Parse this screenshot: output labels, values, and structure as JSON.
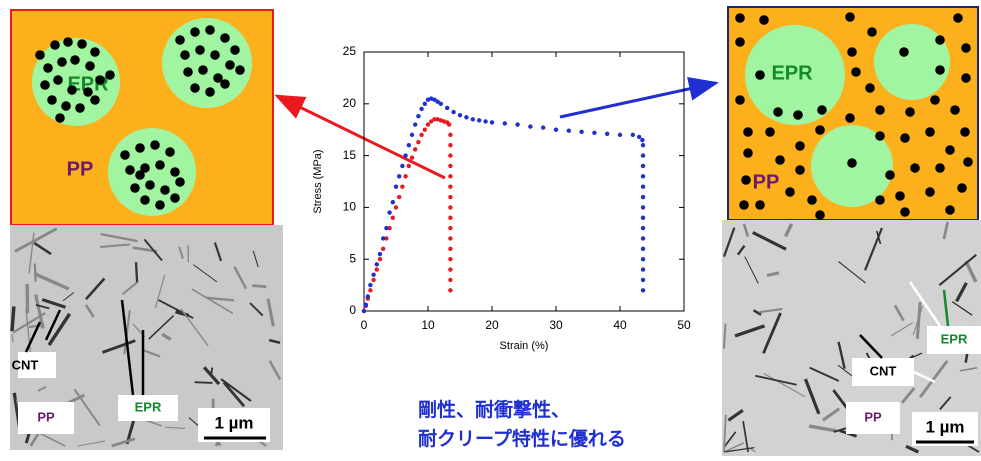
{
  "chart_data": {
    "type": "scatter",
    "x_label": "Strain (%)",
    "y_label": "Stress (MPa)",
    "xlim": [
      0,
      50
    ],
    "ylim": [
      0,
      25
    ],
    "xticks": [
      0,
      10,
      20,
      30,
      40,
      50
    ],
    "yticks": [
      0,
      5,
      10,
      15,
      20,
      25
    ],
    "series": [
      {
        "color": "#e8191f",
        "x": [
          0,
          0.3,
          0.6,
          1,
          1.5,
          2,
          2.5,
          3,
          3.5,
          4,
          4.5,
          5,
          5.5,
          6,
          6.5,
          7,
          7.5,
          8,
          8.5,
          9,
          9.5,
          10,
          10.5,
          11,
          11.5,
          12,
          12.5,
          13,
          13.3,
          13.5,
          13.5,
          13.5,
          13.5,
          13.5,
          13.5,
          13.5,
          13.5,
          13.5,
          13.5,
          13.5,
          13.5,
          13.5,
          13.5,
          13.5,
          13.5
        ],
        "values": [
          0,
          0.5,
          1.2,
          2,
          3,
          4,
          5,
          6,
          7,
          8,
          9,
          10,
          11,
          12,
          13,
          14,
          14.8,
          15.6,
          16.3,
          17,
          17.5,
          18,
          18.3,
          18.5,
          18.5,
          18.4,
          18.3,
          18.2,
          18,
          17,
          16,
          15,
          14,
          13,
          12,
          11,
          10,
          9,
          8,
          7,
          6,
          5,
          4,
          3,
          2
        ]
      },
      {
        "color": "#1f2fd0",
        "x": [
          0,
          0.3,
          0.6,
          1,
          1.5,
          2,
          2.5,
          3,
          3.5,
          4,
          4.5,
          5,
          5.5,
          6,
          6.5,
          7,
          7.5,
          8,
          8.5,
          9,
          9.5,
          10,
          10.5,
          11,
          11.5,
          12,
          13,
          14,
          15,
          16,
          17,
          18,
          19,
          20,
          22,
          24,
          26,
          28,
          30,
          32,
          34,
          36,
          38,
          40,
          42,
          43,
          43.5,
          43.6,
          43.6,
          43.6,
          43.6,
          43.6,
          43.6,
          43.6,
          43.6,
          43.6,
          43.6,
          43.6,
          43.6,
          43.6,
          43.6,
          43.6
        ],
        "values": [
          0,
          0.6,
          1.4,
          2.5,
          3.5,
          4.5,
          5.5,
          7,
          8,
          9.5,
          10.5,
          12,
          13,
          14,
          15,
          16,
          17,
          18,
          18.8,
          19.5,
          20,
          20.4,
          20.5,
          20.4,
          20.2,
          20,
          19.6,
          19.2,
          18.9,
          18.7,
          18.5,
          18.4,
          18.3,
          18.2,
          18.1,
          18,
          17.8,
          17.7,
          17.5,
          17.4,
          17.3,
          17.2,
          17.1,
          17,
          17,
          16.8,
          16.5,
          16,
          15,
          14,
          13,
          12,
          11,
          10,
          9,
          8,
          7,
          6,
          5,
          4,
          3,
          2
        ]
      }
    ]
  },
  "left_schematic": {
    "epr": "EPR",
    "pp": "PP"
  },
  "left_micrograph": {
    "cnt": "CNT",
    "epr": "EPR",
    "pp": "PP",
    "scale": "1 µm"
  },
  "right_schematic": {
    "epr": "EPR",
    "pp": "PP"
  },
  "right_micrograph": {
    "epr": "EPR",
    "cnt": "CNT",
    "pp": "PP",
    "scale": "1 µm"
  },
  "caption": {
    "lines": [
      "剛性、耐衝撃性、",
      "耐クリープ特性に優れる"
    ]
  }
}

▶ Exercise goal:
Set down all the entries exactly as they appear, but skip any pictures.

▶ Response to this task:
Parse this screenshot: output labels, values, and structure as JSON.
{
  "chart_data": {
    "type": "scatter",
    "x_label": "Strain (%)",
    "y_label": "Stress (MPa)",
    "xlim": [
      0,
      50
    ],
    "ylim": [
      0,
      25
    ],
    "xticks": [
      0,
      10,
      20,
      30,
      40,
      50
    ],
    "yticks": [
      0,
      5,
      10,
      15,
      20,
      25
    ],
    "series": [
      {
        "color": "#e8191f",
        "x": [
          0,
          0.3,
          0.6,
          1,
          1.5,
          2,
          2.5,
          3,
          3.5,
          4,
          4.5,
          5,
          5.5,
          6,
          6.5,
          7,
          7.5,
          8,
          8.5,
          9,
          9.5,
          10,
          10.5,
          11,
          11.5,
          12,
          12.5,
          13,
          13.3,
          13.5,
          13.5,
          13.5,
          13.5,
          13.5,
          13.5,
          13.5,
          13.5,
          13.5,
          13.5,
          13.5,
          13.5,
          13.5,
          13.5,
          13.5,
          13.5
        ],
        "values": [
          0,
          0.5,
          1.2,
          2,
          3,
          4,
          5,
          6,
          7,
          8,
          9,
          10,
          11,
          12,
          13,
          14,
          14.8,
          15.6,
          16.3,
          17,
          17.5,
          18,
          18.3,
          18.5,
          18.5,
          18.4,
          18.3,
          18.2,
          18,
          17,
          16,
          15,
          14,
          13,
          12,
          11,
          10,
          9,
          8,
          7,
          6,
          5,
          4,
          3,
          2
        ]
      },
      {
        "color": "#1f2fd0",
        "x": [
          0,
          0.3,
          0.6,
          1,
          1.5,
          2,
          2.5,
          3,
          3.5,
          4,
          4.5,
          5,
          5.5,
          6,
          6.5,
          7,
          7.5,
          8,
          8.5,
          9,
          9.5,
          10,
          10.5,
          11,
          11.5,
          12,
          13,
          14,
          15,
          16,
          17,
          18,
          19,
          20,
          22,
          24,
          26,
          28,
          30,
          32,
          34,
          36,
          38,
          40,
          42,
          43,
          43.5,
          43.6,
          43.6,
          43.6,
          43.6,
          43.6,
          43.6,
          43.6,
          43.6,
          43.6,
          43.6,
          43.6,
          43.6,
          43.6,
          43.6,
          43.6
        ],
        "values": [
          0,
          0.6,
          1.4,
          2.5,
          3.5,
          4.5,
          5.5,
          7,
          8,
          9.5,
          10.5,
          12,
          13,
          14,
          15,
          16,
          17,
          18,
          18.8,
          19.5,
          20,
          20.4,
          20.5,
          20.4,
          20.2,
          20,
          19.6,
          19.2,
          18.9,
          18.7,
          18.5,
          18.4,
          18.3,
          18.2,
          18.1,
          18,
          17.8,
          17.7,
          17.5,
          17.4,
          17.3,
          17.2,
          17.1,
          17,
          17,
          16.8,
          16.5,
          16,
          15,
          14,
          13,
          12,
          11,
          10,
          9,
          8,
          7,
          6,
          5,
          4,
          3,
          2
        ]
      }
    ]
  },
  "left_schematic": {
    "epr": "EPR",
    "pp": "PP"
  },
  "left_micrograph": {
    "cnt": "CNT",
    "epr": "EPR",
    "pp": "PP",
    "scale": "1 µm"
  },
  "right_schematic": {
    "epr": "EPR",
    "pp": "PP"
  },
  "right_micrograph": {
    "epr": "EPR",
    "cnt": "CNT",
    "pp": "PP",
    "scale": "1 µm"
  },
  "caption": {
    "lines": [
      "剛性、耐衝撃性、",
      "耐クリープ特性に優れる"
    ]
  }
}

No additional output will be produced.